_PROBLEM_:
From the entries below, pull out each line where "screenshot" appears.

★ ★ ★

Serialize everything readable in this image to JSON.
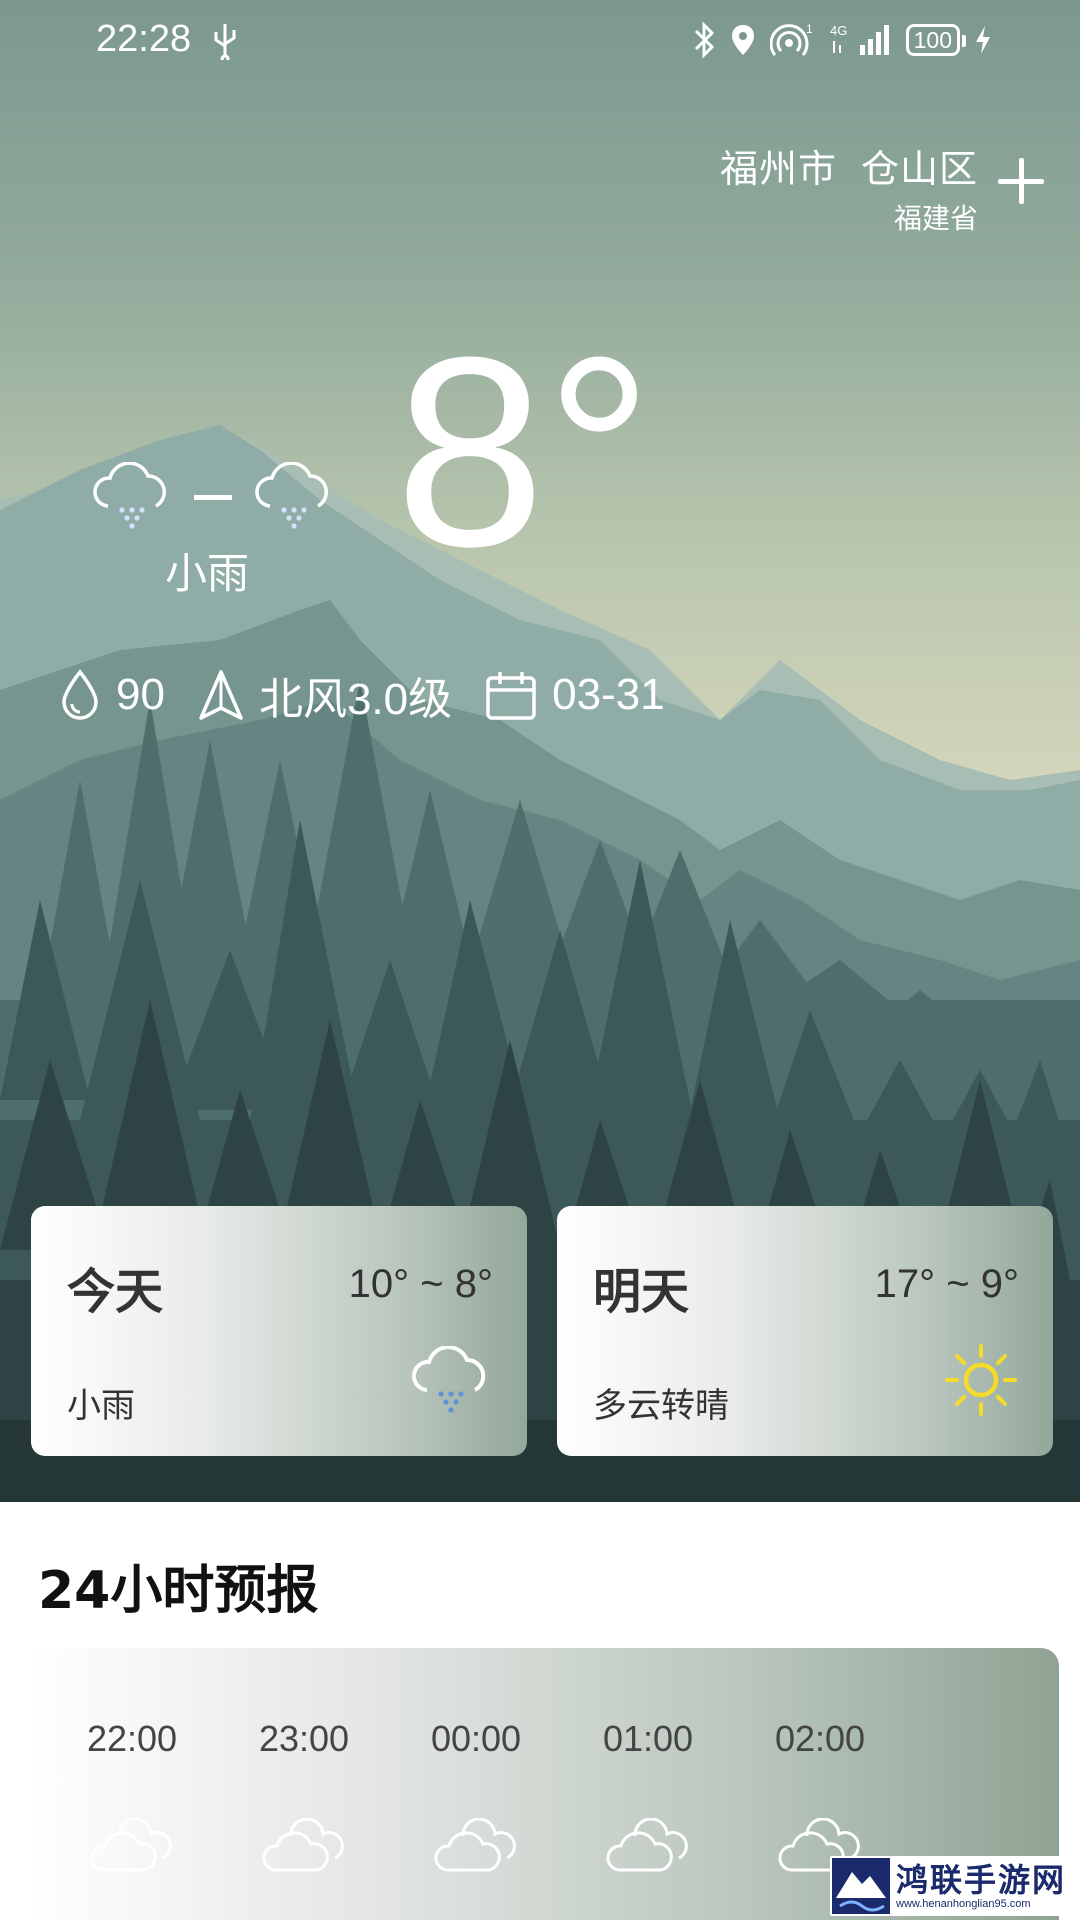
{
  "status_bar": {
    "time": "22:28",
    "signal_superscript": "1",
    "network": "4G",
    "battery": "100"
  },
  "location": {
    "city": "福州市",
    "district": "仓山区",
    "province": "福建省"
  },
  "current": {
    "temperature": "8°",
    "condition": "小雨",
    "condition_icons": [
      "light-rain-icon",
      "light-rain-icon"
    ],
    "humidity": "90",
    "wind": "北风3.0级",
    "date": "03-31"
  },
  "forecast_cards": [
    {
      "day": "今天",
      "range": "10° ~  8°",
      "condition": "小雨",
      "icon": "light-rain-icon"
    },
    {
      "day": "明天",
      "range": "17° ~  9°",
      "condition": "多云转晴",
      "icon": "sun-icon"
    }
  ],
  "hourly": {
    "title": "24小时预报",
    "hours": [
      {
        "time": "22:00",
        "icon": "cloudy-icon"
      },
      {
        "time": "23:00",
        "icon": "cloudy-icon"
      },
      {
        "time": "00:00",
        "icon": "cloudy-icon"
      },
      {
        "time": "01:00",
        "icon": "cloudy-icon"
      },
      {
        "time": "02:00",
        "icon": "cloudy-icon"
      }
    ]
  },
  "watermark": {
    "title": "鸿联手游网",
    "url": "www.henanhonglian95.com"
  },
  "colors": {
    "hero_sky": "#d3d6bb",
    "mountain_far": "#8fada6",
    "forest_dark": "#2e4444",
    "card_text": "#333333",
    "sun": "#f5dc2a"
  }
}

★ ★ ★

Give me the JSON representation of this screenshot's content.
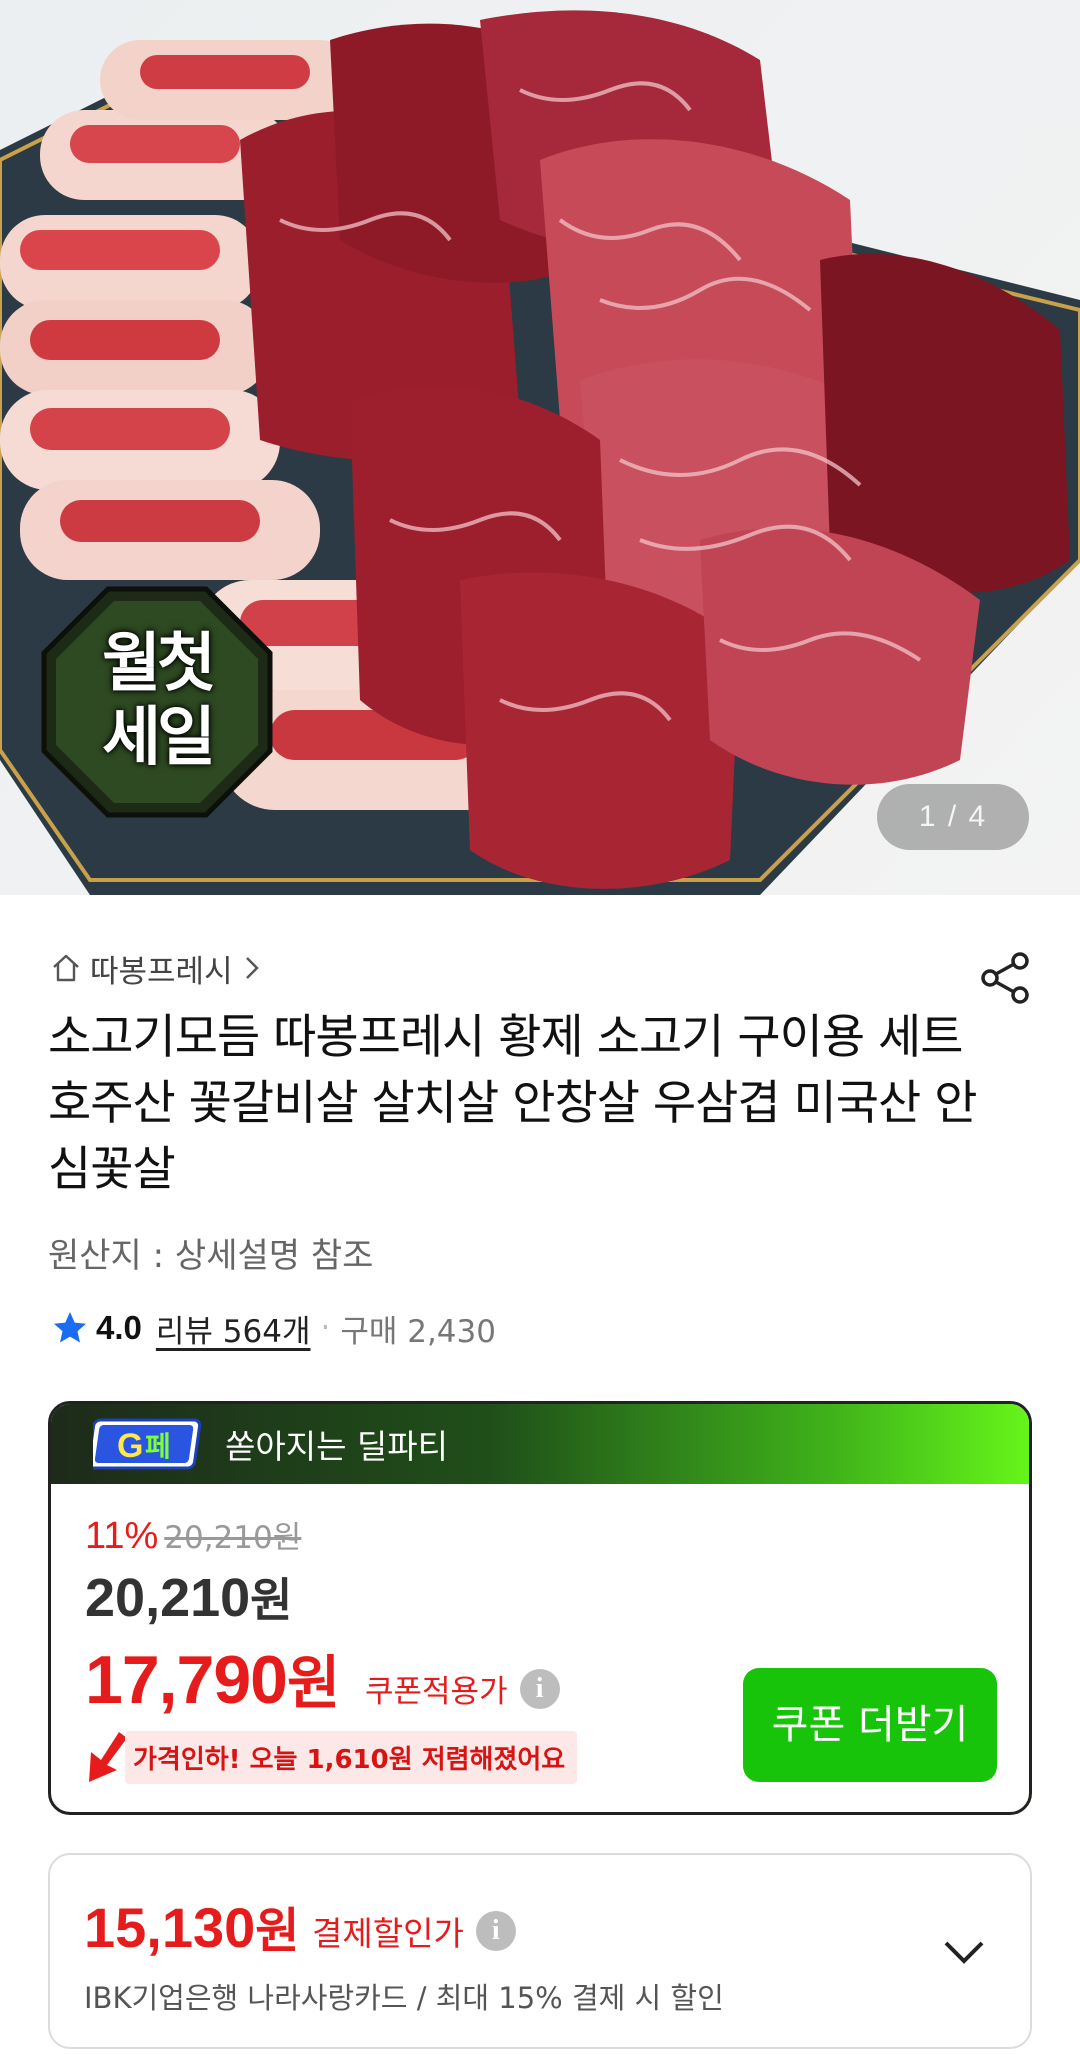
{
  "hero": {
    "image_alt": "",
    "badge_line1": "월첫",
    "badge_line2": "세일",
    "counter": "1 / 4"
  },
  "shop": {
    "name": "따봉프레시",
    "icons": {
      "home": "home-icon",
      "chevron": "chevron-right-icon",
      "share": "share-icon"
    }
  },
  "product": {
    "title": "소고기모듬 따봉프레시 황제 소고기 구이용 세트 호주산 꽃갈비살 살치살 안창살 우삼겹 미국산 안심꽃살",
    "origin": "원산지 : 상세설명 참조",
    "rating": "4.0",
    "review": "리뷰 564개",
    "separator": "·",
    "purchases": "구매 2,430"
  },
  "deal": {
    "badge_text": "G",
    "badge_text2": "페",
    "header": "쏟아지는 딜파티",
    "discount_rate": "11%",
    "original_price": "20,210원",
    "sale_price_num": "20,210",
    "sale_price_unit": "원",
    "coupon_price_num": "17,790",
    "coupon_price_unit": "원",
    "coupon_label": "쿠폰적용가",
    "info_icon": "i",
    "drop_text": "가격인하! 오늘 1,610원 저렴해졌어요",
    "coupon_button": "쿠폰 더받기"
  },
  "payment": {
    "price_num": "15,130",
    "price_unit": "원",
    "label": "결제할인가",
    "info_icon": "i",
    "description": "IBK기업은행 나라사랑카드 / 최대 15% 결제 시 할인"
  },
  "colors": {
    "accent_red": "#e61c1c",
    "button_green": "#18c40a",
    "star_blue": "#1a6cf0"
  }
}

★ ★ ★

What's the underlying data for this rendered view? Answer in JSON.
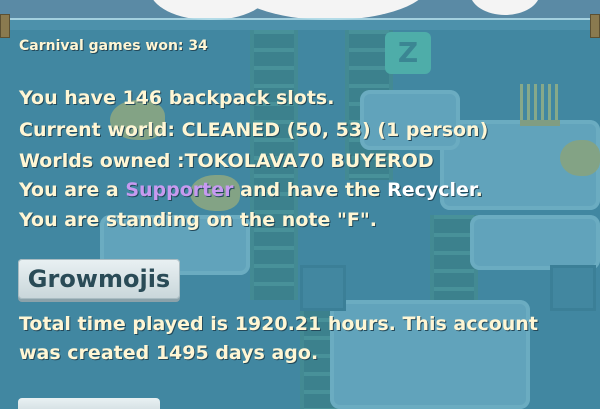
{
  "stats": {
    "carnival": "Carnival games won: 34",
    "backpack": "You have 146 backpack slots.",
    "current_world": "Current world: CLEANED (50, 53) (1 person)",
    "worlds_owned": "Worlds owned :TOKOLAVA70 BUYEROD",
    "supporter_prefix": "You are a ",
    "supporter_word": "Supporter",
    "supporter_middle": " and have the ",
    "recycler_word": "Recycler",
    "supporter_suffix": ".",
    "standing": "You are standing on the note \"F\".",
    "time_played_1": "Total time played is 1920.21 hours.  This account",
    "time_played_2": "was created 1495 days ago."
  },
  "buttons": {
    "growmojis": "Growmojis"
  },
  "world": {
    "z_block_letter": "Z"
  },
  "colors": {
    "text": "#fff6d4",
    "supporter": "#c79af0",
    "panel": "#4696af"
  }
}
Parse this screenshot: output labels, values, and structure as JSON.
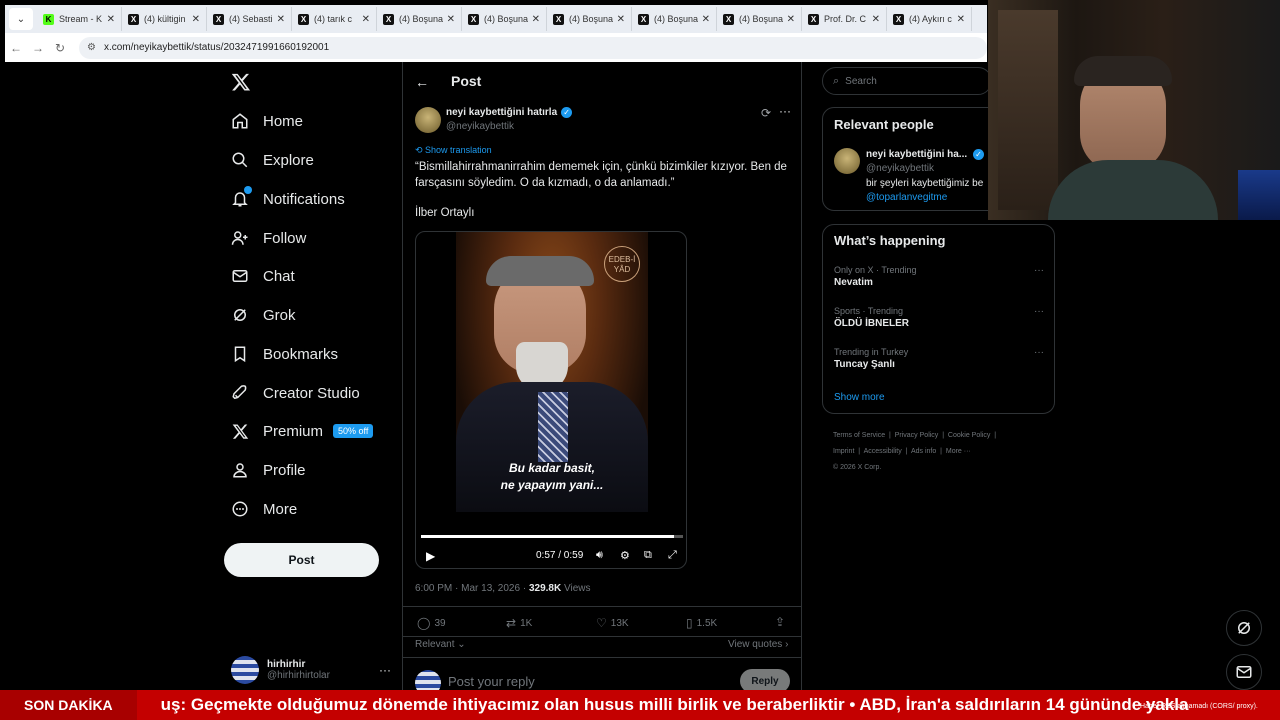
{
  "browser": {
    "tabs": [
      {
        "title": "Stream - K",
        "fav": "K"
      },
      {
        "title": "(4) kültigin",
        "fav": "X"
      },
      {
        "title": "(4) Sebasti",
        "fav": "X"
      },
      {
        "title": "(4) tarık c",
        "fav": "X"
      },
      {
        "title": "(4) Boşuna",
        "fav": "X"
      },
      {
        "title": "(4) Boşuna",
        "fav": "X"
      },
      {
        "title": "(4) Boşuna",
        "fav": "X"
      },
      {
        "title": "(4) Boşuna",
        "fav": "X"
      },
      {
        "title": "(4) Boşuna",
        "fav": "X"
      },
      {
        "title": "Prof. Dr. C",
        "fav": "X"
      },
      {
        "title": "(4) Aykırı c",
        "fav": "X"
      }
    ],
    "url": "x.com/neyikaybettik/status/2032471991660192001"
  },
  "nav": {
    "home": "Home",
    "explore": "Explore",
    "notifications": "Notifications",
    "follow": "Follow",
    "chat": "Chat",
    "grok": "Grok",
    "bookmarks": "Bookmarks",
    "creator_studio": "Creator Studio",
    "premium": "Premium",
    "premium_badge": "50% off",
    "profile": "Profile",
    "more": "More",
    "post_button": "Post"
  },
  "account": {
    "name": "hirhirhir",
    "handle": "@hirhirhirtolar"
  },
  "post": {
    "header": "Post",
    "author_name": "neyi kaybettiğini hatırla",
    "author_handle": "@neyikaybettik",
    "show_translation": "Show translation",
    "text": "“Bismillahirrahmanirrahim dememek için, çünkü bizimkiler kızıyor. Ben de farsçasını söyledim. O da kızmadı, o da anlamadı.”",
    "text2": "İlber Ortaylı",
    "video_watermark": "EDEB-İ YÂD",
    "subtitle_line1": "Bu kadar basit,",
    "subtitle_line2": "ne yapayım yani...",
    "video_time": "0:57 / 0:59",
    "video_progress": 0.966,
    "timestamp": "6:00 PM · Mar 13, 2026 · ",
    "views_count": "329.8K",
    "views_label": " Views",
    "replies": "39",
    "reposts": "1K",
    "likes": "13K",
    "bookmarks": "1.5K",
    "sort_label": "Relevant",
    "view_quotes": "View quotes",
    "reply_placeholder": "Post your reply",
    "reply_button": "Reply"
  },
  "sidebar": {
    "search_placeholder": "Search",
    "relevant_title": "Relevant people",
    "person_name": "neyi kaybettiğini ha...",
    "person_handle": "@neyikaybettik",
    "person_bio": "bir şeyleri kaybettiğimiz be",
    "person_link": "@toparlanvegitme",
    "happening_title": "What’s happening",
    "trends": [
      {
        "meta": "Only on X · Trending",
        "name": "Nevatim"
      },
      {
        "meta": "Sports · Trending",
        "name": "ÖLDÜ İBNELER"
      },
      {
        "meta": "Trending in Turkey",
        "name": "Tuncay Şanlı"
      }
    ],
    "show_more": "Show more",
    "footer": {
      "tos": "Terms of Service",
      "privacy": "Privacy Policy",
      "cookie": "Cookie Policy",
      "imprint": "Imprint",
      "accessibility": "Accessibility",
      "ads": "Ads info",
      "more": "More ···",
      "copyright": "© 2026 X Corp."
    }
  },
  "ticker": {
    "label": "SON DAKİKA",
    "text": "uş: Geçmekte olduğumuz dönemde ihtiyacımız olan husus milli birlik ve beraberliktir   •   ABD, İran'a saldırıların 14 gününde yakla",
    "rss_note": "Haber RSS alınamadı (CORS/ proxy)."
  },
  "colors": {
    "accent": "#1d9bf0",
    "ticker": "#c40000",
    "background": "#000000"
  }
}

★ ★ ★

_WRITTEN ANSWER_:
Give me the JSON representation of this screenshot's content.
Parse this screenshot: output labels, values, and structure as JSON.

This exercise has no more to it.